## Document text

It has long been recognized that environmental factors have an impact on migration; but until recently the issue received comparatively little attention within mainstream debates about the movements of people, both within and between States. Disasters hit Bangladesh almost every year and cause much destruction to the lives and livelihood of the people and render huge damage to the economy. The effects are compounded again by the climate change which is spreading over time and space. Increased hazards like floods and excessive rainfall induced higher river flow leads to increased river bank erosion. Tidal surge and turbulence in the context of sea level rise (SLR) lead to increased coastal erosion and salinity intrusion. Increased rainfall triggered water flow during the monsoon in the back drop of SLR and congested/silted water ways lead to water logging. In addition, recent occurrences of major cyclones like SIDR 2007 and AILA 2009 may be an indication of more frequent and severe climatic catastrophes. As a result people are losing their lands, assets, livelihood opportunities and forced to leave their own land and become internally displaced. In Bangladesh people are forced to migrate from one place to another due to natural hazards and disasters. Combined with poverty, lack of resources, population growth and institutional inaptitude people are more susceptible to natural disasters, resulting in more and regular displacement and international labour migration in the long run. Migration adds an explicit layer of complexity to the scenario.
Climate Change: Bangladesh perspective
Bangladesh, a low-lying deltaic country of South Asia, is currently facing many climate change related challenges: sea-level rise, floods, drought, cyclone, saline inoculation, river bank and coastal erosion and water-logging. Bangladesh is the most vulnerable nation due to global climate change in the world according to German Watch’s Global Climate Risk Index (CRI) of 2011. This is based on the analysis of impacts of major climate events that occurred around the world in the twenty year period since 1990. The reasons are complex and extremely intertwined. In terms of the impact of climate change few places in the world will experience the range of effects and the severity of changes that will occur in Bangladesh, which will include: average weather temperatures rising; more extreme hot and cold spells; rainfall being less when it is most needed for agriculture, yet more in the monsoon when it already causes floods; melting of glaciers in the source areas of Bangladesh’s rivers altering the hydrological cycle; more powerful tornados and cyclones; and sea level rise displacing communities, turning freshwater saline and facilitating more powerful storm surges. Among the nineteen coastal districts in Bangladesh twelve are directly exposed to cyclones and tidal surges. Since 1970, 26 major cyclones hit Bangladesh, with 18 of them occurring in the last 20 years. About 19 million people were affected by them. In the last five years, two high intensity cyclones hit Bangladesh: one was the super cyclone SIDR of 2007 and the other was cyclone AILA of 2009.
Defining Internally Displaced People (IDP)

## Data section
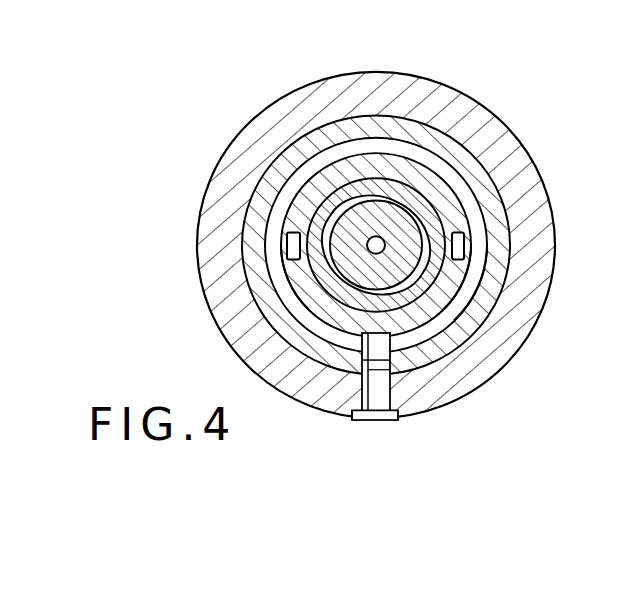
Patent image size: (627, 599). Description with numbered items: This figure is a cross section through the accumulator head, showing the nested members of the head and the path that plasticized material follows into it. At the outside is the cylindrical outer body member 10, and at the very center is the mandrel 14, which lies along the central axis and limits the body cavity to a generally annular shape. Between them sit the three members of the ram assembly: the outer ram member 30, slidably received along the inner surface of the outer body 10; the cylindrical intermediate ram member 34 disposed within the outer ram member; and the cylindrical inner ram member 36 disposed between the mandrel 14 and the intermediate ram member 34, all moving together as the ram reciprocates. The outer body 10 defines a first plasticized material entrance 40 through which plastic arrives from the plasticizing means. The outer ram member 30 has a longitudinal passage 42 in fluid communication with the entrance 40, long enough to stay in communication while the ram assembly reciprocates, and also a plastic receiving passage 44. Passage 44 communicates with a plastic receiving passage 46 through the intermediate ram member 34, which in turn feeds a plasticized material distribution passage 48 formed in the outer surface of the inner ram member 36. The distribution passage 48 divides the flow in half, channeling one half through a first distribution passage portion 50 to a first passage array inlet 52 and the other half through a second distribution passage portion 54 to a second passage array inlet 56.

## Stated task
Please write the next part of the text above on climate change and displacement in Bangladesh, starting under its last heading, "Defining Internally Displaced People (IDP)".

## Result for this task
Many terms and concepts such as environmental or climate change migrants, environmentally induced or forced migration, ecological or environmental refugee or climate change refugee, environmental displacement are used in the literature of migration. K. David defines environmental displacement as persons who are initially forced to migrate due to environmental effects.
The IOM Migration Research Series publication 31 identifies that the meteorological impact of climate change can be divided into two distinct drivers of migration: climate processes such as sea-level rise, salinization of agricultural land, desertification and growing water scarcity; and climate events such as flooding, storms and glacial lake outburst floods. But non-climate drivers, such as government policy, population growth and community-level resilience to natural disaster, are also important. All contribute to the degree of vulnerability people experience.
According to Internal Displacement Monitoring Centre (IDMC), the internally displaced people (IDPs) are defined as: “Persons or groups of persons who have been forced or obliged to flee or to leave their homes or places of habitual residence, in particular as a result of or in order to avoid the effects of armed conflict situations of generalized violence, violations of human rights or natural or human-made disasters, and who have not crossed an internationally recognized State border.”
At the 1996 International Symposium on “Environmentally-induced Population Displacements and Environmental Impacts Resulting from Mass Migration” the phrase “Environmentally Displaced Persons” were identified as “Persons who are displaced within their country of habitual residence or who have crossed an international border or for whom environmental degradation, deterioration or destruction is a major cause of their displacement, although not necessarily the sole one.”
In case of Bangladesh, there are mixed features of the displacement ranging from those being displaced temporarily during the onset of disasters; those who are displaced and unable to return to their place of habitation that has been ravaged by disasters; and those who migrated in distant locations with little or no intention to return.
Climate change induced migration in Bangladesh
In the 21st century the world could see substantial numbers of climate migrants—people displaced by either the slow or sudden onset of the effects of climate change. Overall migration across national borders is already at approximately 214 million people worldwide, with estimates of up to 20 million displaced in 2008 alone because of a rising sea level, desertification, and flooding. Migration can result from different environmental factors, among them gradual environmental degradation and natural disasters.
In the case of Bangladesh, both internal and international labour migration plays an important role in the development process. Each year 400,000-500,000 Bangladeshis officially migrate abroad as contract workers. The number of internal migrants is assumed to be more than double of international migrants. Besides, it has a diaspora population of 1.5 million. In 2010, they sent $11.6 billion as remittances. The figure was equivalent to 56.15% of the total export earnings of the country. Migrant remittances are 12 times more than the Foreign Direct Investment (FDI) flow and 6 times more than Overseas Development Assistance (ODA). After the most recent cyclone AILA, seasonal migration from affected areas increased manifold. At least 100,000 people are still living on embankments. A large number of local people are considering permanent out-migration.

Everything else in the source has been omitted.